## Task description
Restate the entire listing word for word.

#####

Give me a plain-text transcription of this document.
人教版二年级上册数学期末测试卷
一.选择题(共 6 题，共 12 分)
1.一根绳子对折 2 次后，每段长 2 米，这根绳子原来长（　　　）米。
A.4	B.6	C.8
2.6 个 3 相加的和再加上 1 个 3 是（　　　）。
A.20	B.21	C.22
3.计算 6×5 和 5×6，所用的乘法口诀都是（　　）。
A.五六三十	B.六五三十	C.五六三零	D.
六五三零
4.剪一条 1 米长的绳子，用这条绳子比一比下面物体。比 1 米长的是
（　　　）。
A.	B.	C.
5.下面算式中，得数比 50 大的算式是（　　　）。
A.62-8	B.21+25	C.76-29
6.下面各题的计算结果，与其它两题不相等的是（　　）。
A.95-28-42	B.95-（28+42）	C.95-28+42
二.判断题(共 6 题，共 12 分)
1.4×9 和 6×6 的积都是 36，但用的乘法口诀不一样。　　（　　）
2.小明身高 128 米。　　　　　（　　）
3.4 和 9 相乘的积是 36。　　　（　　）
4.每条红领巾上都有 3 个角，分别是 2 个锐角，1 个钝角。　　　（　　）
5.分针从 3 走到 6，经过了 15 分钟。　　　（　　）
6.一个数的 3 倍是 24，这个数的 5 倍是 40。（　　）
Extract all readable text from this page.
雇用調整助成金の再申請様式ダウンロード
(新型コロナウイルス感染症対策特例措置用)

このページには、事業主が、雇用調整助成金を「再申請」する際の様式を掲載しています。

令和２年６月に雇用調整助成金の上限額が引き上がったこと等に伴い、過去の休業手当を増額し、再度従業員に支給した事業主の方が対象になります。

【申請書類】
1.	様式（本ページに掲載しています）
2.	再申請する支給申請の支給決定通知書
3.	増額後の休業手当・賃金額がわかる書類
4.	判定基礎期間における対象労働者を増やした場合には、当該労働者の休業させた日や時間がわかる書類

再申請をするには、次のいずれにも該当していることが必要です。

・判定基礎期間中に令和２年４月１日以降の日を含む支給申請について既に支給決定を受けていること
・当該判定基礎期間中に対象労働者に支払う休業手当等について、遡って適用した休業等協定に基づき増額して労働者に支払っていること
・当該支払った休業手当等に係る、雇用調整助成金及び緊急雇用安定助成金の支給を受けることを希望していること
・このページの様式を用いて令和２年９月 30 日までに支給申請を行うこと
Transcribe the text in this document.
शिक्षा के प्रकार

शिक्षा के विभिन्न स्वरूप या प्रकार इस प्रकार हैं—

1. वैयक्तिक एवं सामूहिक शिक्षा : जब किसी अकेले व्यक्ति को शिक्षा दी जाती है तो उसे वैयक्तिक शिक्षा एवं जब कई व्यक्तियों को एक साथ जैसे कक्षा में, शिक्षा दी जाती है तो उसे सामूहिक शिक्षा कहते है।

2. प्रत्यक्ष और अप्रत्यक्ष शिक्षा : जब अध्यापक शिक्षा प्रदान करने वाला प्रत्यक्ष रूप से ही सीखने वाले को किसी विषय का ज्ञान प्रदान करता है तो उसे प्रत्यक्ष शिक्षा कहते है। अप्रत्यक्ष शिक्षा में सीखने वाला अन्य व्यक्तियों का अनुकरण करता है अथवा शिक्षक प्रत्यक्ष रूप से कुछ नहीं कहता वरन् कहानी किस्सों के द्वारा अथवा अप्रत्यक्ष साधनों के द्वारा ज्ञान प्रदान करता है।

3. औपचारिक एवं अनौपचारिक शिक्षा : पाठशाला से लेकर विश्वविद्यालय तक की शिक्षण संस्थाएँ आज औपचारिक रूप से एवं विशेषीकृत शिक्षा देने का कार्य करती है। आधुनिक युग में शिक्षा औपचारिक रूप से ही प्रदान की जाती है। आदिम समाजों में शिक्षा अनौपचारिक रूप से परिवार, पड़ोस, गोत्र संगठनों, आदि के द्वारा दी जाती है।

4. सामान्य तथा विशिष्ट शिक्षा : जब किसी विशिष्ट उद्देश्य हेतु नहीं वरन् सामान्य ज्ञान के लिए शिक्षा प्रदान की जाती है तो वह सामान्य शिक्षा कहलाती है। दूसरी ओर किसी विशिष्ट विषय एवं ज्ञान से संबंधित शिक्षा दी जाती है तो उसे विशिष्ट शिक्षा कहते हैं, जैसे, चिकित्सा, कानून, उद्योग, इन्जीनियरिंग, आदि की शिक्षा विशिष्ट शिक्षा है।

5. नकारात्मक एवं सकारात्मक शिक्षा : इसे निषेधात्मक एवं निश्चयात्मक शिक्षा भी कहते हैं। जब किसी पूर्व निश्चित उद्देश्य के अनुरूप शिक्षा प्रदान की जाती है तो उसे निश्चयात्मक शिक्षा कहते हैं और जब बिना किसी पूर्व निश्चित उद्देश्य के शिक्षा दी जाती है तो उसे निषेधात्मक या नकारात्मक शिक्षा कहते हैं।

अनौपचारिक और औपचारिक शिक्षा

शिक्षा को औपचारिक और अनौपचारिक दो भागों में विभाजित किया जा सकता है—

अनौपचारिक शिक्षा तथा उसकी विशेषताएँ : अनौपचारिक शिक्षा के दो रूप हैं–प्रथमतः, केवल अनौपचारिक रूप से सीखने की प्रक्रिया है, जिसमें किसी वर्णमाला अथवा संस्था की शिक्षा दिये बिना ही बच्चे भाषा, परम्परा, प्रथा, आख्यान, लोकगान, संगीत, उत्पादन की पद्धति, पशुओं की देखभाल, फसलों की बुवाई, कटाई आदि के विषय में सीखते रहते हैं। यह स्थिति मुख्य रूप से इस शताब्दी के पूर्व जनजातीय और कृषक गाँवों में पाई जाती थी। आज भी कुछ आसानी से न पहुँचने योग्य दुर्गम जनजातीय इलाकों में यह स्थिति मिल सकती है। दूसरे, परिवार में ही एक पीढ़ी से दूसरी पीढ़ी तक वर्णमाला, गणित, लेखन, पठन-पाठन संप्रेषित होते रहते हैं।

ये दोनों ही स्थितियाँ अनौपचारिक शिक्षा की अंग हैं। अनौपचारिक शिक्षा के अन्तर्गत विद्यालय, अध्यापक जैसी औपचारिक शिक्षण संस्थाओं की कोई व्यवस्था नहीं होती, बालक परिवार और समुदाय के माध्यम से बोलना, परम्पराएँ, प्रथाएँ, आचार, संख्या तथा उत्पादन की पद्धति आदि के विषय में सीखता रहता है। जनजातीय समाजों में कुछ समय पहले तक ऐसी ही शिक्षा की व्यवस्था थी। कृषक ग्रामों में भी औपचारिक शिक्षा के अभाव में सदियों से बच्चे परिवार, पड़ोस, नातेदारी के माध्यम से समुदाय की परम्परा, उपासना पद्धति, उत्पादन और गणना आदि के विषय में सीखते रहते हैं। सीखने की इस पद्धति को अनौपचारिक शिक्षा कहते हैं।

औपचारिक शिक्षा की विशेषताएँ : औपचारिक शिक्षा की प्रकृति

#####

## Solution to this task
Give me a plain-text transcription of this document.
人教版二年级上册数学期末测试卷
一.选择题(共 6 题，共 12 分)
1.一根绳子对折 2 次后，每段长 2 米，这根绳子原来长（　　　）米。
A.4	B.6	C.8
2.6 个 3 相加的和再加上 1 个 3 是（　　　）。
A.20	B.21	C.22
3.计算 6×5 和 5×6，所用的乘法口诀都是（　　）。
A.五六三十	B.六五三十	C.五六三零	D.
六五三零
4.剪一条 1 米长的绳子，用这条绳子比一比下面物体。比 1 米长的是
（　　　）。
A.	B.	C.
5.下面算式中，得数比 50 大的算式是（　　　）。
A.62-8	B.21+25	C.76-29
6.下面各题的计算结果，与其它两题不相等的是（　　）。
A.95-28-42	B.95-（28+42）	C.95-28+42
二.判断题(共 6 题，共 12 分)
1.4×9 和 6×6 的积都是 36，但用的乘法口诀不一样。　　（　　）
2.小明身高 128 米。　　　　　（　　）
3.4 和 9 相乘的积是 36。　　　（　　）
4.每条红领巾上都有 3 个角，分别是 2 个锐角，1 个钝角。　　　（　　）
5.分针从 3 走到 6，经过了 15 分钟。　　　（　　）
6.一个数的 3 倍是 24，这个数的 5 倍是 40。（　　）
Extract all readable text from this page.
雇用調整助成金の再申請様式ダウンロード
(新型コロナウイルス感染症対策特例措置用)

このページには、事業主が、雇用調整助成金を「再申請」する際の様式を掲載しています。

令和２年６月に雇用調整助成金の上限額が引き上がったこと等に伴い、過去の休業手当を増額し、再度従業員に支給した事業主の方が対象になります。

【申請書類】
1.	様式（本ページに掲載しています）
2.	再申請する支給申請の支給決定通知書
3.	増額後の休業手当・賃金額がわかる書類
4.	判定基礎期間における対象労働者を増やした場合には、当該労働者の休業させた日や時間がわかる書類

再申請をするには、次のいずれにも該当していることが必要です。

・判定基礎期間中に令和２年４月１日以降の日を含む支給申請について既に支給決定を受けていること
・当該判定基礎期間中に対象労働者に支払う休業手当等について、遡って適用した休業等協定に基づき増額して労働者に支払っていること
・当該支払った休業手当等に係る、雇用調整助成金及び緊急雇用安定助成金の支給を受けることを希望していること
・このページの様式を用いて令和２年９月 30 日までに支給申請を行うこと
Transcribe the text in this document.
शिक्षा के प्रकार

शिक्षा के विभिन्न स्वरूप या प्रकार इस प्रकार हैं—

1. वैयक्तिक एवं सामूहिक शिक्षा : जब किसी अकेले व्यक्ति को शिक्षा दी जाती है तो उसे वैयक्तिक शिक्षा एवं जब कई व्यक्तियों को एक साथ जैसे कक्षा में, शिक्षा दी जाती है तो उसे सामूहिक शिक्षा कहते है।

2. प्रत्यक्ष और अप्रत्यक्ष शिक्षा : जब अध्यापक शिक्षा प्रदान करने वाला प्रत्यक्ष रूप से ही सीखने वाले को किसी विषय का ज्ञान प्रदान करता है तो उसे प्रत्यक्ष शिक्षा कहते है। अप्रत्यक्ष शिक्षा में सीखने वाला अन्य व्यक्तियों का अनुकरण करता है अथवा शिक्षक प्रत्यक्ष रूप से कुछ नहीं कहता वरन् कहानी किस्सों के द्वारा अथवा अप्रत्यक्ष साधनों के द्वारा ज्ञान प्रदान करता है।

3. औपचारिक एवं अनौपचारिक शिक्षा : पाठशाला से लेकर विश्वविद्यालय तक की शिक्षण संस्थाएँ आज औपचारिक रूप से एवं विशेषीकृत शिक्षा देने का कार्य करती है। आधुनिक युग में शिक्षा औपचारिक रूप से ही प्रदान की जाती है। आदिम समाजों में शिक्षा अनौपचारिक रूप से परिवार, पड़ोस, गोत्र संगठनों, आदि के द्वारा दी जाती है।

4. सामान्य तथा विशिष्ट शिक्षा : जब किसी विशिष्ट उद्देश्य हेतु नहीं वरन् सामान्य ज्ञान के लिए शिक्षा प्रदान की जाती है तो वह सामान्य शिक्षा कहलाती है। दूसरी ओर किसी विशिष्ट विषय एवं ज्ञान से संबंधित शिक्षा दी जाती है तो उसे विशिष्ट शिक्षा कहते हैं, जैसे, चिकित्सा, कानून, उद्योग, इन्जीनियरिंग, आदि की शिक्षा विशिष्ट शिक्षा है।

5. नकारात्मक एवं सकारात्मक शिक्षा : इसे निषेधात्मक एवं निश्चयात्मक शिक्षा भी कहते हैं। जब किसी पूर्व निश्चित उद्देश्य के अनुरूप शिक्षा प्रदान की जाती है तो उसे निश्चयात्मक शिक्षा कहते हैं और जब बिना किसी पूर्व निश्चित उद्देश्य के शिक्षा दी जाती है तो उसे निषेधात्मक या नकारात्मक शिक्षा कहते हैं।

अनौपचारिक और औपचारिक शिक्षा

शिक्षा को औपचारिक और अनौपचारिक दो भागों में विभाजित किया जा सकता है—

अनौपचारिक शिक्षा तथा उसकी विशेषताएँ : अनौपचारिक शिक्षा के दो रूप हैं–प्रथमतः, केवल अनौपचारिक रूप से सीखने की प्रक्रिया है, जिसमें किसी वर्णमाला अथवा संस्था की शिक्षा दिये बिना ही बच्चे भाषा, परम्परा, प्रथा, आख्यान, लोकगान, संगीत, उत्पादन की पद्धति, पशुओं की देखभाल, फसलों की बुवाई, कटाई आदि के विषय में सीखते रहते हैं। यह स्थिति मुख्य रूप से इस शताब्दी के पूर्व जनजातीय और कृषक गाँवों में पाई जाती थी। आज भी कुछ आसानी से न पहुँचने योग्य दुर्गम जनजातीय इलाकों में यह स्थिति मिल सकती है। दूसरे, परिवार में ही एक पीढ़ी से दूसरी पीढ़ी तक वर्णमाला, गणित, लेखन, पठन-पाठन संप्रेषित होते रहते हैं।

ये दोनों ही स्थितियाँ अनौपचारिक शिक्षा की अंग हैं। अनौपचारिक शिक्षा के अन्तर्गत विद्यालय, अध्यापक जैसी औपचारिक शिक्षण संस्थाओं की कोई व्यवस्था नहीं होती, बालक परिवार और समुदाय के माध्यम से बोलना, परम्पराएँ, प्रथाएँ, आचार, संख्या तथा उत्पादन की पद्धति आदि के विषय में सीखता रहता है। जनजातीय समाजों में कुछ समय पहले तक ऐसी ही शिक्षा की व्यवस्था थी। कृषक ग्रामों में भी औपचारिक शिक्षा के अभाव में सदियों से बच्चे परिवार, पड़ोस, नातेदारी के माध्यम से समुदाय की परम्परा, उपासना पद्धति, उत्पादन और गणना आदि के विषय में सीखते रहते हैं। सीखने की इस पद्धति को अनौपचारिक शिक्षा कहते हैं।

औपचारिक शिक्षा की विशेषताएँ : औपचारिक शिक्षा की प्रकृति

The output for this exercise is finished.